EXERCISE MATERIAL:
--------------------------------------------------

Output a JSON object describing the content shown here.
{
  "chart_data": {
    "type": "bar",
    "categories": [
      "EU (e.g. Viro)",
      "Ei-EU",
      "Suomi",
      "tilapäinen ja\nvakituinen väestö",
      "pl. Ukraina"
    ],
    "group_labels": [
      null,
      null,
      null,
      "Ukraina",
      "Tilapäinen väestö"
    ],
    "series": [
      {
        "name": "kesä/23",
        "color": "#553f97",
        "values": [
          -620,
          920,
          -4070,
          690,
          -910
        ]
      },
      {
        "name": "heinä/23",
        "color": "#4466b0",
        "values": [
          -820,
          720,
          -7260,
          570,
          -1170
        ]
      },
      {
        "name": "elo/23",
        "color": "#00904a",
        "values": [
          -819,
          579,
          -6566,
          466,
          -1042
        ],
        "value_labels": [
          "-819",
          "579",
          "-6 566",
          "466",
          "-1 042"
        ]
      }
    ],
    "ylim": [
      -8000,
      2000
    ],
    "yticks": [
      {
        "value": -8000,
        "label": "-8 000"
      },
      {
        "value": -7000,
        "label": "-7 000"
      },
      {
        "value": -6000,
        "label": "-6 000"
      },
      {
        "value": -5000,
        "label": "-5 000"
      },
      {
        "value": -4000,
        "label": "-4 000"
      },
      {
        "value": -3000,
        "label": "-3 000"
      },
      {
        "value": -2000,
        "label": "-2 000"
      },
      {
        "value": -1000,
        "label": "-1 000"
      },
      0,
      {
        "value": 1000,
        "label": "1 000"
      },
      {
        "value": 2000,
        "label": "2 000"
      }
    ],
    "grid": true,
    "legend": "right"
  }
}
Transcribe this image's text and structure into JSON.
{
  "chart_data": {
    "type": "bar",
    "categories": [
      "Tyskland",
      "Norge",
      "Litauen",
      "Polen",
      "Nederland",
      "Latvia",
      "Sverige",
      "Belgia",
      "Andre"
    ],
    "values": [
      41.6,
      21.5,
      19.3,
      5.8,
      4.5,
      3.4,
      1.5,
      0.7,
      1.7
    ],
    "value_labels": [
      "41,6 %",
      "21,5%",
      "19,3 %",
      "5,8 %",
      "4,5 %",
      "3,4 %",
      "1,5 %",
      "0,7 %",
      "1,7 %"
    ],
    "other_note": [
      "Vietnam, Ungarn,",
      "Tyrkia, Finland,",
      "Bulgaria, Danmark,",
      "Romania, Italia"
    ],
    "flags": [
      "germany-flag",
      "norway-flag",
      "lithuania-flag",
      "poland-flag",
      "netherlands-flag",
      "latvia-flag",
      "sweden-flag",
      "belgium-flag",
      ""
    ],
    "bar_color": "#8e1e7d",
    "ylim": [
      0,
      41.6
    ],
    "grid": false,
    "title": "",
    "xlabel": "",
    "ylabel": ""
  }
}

--------------------------------------------------

Reproduce all of the records exactly.

ANSWER FOR THE TASK:
Output a JSON object describing the content shown here.
{
  "chart_data": {
    "type": "bar",
    "categories": [
      "EU (e.g. Viro)",
      "Ei-EU",
      "Suomi",
      "tilapäinen ja\nvakituinen väestö",
      "pl. Ukraina"
    ],
    "group_labels": [
      null,
      null,
      null,
      "Ukraina",
      "Tilapäinen väestö"
    ],
    "series": [
      {
        "name": "kesä/23",
        "color": "#553f97",
        "values": [
          -620,
          920,
          -4070,
          690,
          -910
        ]
      },
      {
        "name": "heinä/23",
        "color": "#4466b0",
        "values": [
          -820,
          720,
          -7260,
          570,
          -1170
        ]
      },
      {
        "name": "elo/23",
        "color": "#00904a",
        "values": [
          -819,
          579,
          -6566,
          466,
          -1042
        ],
        "value_labels": [
          "-819",
          "579",
          "-6 566",
          "466",
          "-1 042"
        ]
      }
    ],
    "ylim": [
      -8000,
      2000
    ],
    "yticks": [
      {
        "value": -8000,
        "label": "-8 000"
      },
      {
        "value": -7000,
        "label": "-7 000"
      },
      {
        "value": -6000,
        "label": "-6 000"
      },
      {
        "value": -5000,
        "label": "-5 000"
      },
      {
        "value": -4000,
        "label": "-4 000"
      },
      {
        "value": -3000,
        "label": "-3 000"
      },
      {
        "value": -2000,
        "label": "-2 000"
      },
      {
        "value": -1000,
        "label": "-1 000"
      },
      0,
      {
        "value": 1000,
        "label": "1 000"
      },
      {
        "value": 2000,
        "label": "2 000"
      }
    ],
    "grid": true,
    "legend": "right"
  }
}
Transcribe this image's text and structure into JSON.
{
  "chart_data": {
    "type": "bar",
    "categories": [
      "Tyskland",
      "Norge",
      "Litauen",
      "Polen",
      "Nederland",
      "Latvia",
      "Sverige",
      "Belgia",
      "Andre"
    ],
    "values": [
      41.6,
      21.5,
      19.3,
      5.8,
      4.5,
      3.4,
      1.5,
      0.7,
      1.7
    ],
    "value_labels": [
      "41,6 %",
      "21,5%",
      "19,3 %",
      "5,8 %",
      "4,5 %",
      "3,4 %",
      "1,5 %",
      "0,7 %",
      "1,7 %"
    ],
    "other_note": [
      "Vietnam, Ungarn,",
      "Tyrkia, Finland,",
      "Bulgaria, Danmark,",
      "Romania, Italia"
    ],
    "flags": [
      "germany-flag",
      "norway-flag",
      "lithuania-flag",
      "poland-flag",
      "netherlands-flag",
      "latvia-flag",
      "sweden-flag",
      "belgium-flag",
      ""
    ],
    "bar_color": "#8e1e7d",
    "ylim": [
      0,
      41.6
    ],
    "grid": false,
    "title": "",
    "xlabel": "",
    "ylabel": ""
  }
}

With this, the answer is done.